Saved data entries
════════

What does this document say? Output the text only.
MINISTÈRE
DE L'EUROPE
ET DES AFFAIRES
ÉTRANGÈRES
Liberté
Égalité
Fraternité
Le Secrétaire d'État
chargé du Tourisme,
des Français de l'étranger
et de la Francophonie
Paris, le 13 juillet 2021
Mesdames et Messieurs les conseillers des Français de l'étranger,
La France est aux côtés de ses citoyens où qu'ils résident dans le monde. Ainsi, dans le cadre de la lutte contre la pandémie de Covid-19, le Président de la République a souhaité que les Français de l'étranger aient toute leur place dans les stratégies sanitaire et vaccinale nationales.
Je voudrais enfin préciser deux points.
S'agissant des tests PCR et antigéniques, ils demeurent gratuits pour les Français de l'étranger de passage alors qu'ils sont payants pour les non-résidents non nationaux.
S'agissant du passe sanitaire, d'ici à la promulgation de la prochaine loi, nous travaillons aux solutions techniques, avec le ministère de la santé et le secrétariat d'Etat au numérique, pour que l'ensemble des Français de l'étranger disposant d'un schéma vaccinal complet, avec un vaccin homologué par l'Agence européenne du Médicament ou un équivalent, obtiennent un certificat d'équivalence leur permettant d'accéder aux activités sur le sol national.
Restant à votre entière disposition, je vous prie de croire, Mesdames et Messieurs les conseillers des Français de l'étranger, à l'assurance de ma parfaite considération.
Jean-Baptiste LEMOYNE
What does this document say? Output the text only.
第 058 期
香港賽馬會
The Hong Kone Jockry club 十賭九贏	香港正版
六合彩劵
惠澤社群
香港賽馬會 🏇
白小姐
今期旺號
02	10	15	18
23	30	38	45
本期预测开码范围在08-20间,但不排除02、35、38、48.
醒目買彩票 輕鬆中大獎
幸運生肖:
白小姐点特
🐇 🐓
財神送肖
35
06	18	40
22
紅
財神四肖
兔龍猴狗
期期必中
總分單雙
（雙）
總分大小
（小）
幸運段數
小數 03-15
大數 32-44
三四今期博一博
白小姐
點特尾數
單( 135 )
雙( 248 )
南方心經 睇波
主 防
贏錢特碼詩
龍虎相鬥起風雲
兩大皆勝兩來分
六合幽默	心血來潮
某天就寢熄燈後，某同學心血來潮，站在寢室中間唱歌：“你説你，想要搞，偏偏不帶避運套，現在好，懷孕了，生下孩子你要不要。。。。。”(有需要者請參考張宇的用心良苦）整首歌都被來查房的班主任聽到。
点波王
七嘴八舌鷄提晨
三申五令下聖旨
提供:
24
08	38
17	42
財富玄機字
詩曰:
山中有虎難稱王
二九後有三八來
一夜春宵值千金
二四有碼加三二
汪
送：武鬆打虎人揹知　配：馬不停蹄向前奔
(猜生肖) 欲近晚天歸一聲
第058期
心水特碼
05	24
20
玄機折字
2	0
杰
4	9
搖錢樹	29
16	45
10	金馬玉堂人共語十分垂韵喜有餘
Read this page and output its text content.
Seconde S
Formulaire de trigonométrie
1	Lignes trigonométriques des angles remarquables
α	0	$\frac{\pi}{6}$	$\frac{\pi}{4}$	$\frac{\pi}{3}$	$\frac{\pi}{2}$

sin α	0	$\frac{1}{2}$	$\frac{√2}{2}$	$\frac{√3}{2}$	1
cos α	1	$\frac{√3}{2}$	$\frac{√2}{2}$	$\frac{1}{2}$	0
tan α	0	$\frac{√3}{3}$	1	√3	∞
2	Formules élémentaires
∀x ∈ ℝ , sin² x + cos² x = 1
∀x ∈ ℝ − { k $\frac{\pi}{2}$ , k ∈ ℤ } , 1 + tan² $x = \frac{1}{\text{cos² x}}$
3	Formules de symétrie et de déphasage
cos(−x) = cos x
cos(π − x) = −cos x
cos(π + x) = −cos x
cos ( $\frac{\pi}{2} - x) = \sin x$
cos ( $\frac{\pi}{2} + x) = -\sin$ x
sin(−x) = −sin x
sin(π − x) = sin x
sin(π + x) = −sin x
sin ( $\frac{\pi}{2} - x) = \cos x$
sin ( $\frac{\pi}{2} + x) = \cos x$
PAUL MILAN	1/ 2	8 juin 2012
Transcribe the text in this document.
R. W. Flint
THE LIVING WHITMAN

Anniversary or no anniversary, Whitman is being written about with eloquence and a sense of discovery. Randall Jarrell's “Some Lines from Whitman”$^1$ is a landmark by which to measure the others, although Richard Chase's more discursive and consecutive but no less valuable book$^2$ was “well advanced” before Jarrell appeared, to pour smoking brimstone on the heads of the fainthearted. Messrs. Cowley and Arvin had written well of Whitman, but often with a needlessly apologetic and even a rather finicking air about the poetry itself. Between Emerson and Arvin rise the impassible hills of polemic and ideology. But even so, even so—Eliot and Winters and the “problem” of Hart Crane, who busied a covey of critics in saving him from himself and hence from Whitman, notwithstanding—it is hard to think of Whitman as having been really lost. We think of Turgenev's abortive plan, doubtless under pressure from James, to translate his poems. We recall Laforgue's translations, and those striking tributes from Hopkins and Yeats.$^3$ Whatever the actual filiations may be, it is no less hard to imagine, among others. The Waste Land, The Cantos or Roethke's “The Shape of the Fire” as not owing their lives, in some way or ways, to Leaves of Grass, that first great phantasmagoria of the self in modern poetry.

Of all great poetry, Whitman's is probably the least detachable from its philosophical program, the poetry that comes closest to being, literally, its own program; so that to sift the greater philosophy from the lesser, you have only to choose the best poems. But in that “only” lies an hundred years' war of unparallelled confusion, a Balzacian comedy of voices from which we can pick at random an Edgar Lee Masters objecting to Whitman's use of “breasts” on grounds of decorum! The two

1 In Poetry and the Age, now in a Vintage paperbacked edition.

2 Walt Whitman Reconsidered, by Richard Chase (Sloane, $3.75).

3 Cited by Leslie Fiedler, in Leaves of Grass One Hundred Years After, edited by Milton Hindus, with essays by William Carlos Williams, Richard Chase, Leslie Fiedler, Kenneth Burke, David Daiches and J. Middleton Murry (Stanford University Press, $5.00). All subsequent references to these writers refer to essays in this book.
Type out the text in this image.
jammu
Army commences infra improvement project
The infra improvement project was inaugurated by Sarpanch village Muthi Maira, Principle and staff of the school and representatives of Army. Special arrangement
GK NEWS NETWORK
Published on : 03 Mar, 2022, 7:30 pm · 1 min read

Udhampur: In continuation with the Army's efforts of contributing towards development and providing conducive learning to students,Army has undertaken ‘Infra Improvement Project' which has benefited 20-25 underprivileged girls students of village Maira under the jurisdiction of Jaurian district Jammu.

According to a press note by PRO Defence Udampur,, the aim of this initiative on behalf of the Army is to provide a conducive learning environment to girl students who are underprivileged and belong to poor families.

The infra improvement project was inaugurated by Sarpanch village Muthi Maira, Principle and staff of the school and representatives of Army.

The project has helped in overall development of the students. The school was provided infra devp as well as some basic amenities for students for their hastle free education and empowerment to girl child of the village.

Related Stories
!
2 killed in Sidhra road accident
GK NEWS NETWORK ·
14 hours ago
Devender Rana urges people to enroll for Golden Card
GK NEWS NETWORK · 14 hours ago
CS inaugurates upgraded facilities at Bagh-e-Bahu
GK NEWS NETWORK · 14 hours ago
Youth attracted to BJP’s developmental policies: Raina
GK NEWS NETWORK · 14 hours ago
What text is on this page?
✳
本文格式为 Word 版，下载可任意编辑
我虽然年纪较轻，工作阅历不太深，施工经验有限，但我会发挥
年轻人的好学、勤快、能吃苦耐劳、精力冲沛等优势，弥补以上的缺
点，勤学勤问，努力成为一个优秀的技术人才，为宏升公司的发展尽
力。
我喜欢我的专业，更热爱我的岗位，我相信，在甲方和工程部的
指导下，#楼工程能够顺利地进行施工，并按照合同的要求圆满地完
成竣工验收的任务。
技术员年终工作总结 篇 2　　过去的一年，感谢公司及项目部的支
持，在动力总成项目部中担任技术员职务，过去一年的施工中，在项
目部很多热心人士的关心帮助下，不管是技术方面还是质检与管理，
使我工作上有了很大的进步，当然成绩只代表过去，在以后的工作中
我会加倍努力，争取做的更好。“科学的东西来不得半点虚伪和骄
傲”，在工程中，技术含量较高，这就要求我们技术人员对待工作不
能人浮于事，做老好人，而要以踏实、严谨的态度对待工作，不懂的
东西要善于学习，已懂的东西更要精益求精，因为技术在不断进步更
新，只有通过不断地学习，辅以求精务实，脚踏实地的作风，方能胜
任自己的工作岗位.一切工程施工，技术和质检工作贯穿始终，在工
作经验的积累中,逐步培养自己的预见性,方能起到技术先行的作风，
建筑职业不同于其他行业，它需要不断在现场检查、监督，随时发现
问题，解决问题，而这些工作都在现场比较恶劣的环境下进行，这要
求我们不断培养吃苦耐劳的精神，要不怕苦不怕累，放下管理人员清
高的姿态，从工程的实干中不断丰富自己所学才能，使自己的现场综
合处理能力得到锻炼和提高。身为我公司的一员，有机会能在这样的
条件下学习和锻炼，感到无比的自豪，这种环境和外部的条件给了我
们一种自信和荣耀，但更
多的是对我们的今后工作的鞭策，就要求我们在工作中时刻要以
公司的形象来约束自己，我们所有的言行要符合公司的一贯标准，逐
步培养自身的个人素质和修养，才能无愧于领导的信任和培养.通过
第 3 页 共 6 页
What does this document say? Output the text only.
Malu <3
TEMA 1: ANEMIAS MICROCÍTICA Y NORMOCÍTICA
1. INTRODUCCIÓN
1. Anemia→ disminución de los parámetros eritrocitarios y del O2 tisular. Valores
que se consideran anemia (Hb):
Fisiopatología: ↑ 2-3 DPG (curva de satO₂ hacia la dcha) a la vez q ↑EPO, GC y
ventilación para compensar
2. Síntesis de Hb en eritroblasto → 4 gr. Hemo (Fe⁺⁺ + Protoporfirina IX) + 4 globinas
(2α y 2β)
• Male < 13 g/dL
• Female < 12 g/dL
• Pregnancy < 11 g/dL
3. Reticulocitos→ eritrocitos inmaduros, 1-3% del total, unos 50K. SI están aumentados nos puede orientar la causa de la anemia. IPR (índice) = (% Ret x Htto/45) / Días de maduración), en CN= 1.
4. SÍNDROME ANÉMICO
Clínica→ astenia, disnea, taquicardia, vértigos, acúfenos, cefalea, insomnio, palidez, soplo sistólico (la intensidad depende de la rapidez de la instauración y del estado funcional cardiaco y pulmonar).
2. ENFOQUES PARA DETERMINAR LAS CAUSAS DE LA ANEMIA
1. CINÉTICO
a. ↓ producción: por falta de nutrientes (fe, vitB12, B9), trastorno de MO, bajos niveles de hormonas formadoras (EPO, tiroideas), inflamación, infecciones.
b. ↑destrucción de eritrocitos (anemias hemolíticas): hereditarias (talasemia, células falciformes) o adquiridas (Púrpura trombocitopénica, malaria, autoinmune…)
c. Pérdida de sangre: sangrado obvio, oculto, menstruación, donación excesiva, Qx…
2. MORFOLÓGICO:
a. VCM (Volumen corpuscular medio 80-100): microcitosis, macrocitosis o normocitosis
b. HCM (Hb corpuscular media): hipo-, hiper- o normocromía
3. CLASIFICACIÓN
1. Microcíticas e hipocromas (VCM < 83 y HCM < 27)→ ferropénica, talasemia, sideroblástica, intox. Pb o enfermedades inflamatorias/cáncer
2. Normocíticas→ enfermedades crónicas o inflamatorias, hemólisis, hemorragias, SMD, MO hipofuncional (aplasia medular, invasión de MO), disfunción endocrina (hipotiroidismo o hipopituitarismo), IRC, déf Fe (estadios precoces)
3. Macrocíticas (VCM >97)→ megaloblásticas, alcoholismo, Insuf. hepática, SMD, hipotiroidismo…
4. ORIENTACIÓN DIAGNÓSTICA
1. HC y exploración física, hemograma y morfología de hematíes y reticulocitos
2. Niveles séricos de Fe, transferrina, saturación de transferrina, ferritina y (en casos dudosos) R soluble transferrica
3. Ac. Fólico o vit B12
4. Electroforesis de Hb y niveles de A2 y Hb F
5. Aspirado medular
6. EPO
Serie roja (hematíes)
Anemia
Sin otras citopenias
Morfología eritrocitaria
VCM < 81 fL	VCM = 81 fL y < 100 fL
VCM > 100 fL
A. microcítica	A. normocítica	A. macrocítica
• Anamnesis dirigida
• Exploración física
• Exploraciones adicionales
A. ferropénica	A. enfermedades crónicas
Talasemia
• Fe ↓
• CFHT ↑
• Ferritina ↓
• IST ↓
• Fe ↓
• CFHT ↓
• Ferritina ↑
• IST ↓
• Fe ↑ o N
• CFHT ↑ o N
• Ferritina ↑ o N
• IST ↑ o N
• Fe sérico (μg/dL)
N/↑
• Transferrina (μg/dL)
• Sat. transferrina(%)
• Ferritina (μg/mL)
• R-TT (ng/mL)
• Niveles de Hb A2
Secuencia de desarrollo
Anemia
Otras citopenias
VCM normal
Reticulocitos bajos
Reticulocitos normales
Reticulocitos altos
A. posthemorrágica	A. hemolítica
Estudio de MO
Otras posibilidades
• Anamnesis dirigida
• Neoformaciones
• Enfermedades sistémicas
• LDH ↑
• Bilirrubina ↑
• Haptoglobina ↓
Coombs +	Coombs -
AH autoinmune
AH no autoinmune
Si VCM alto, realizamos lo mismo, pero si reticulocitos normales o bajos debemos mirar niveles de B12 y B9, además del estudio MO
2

════════

**Your instructions**
Look above for lines with the word "citopenias" and copy them all.

**The answer**
Sin otras citopenias
Otras citopenias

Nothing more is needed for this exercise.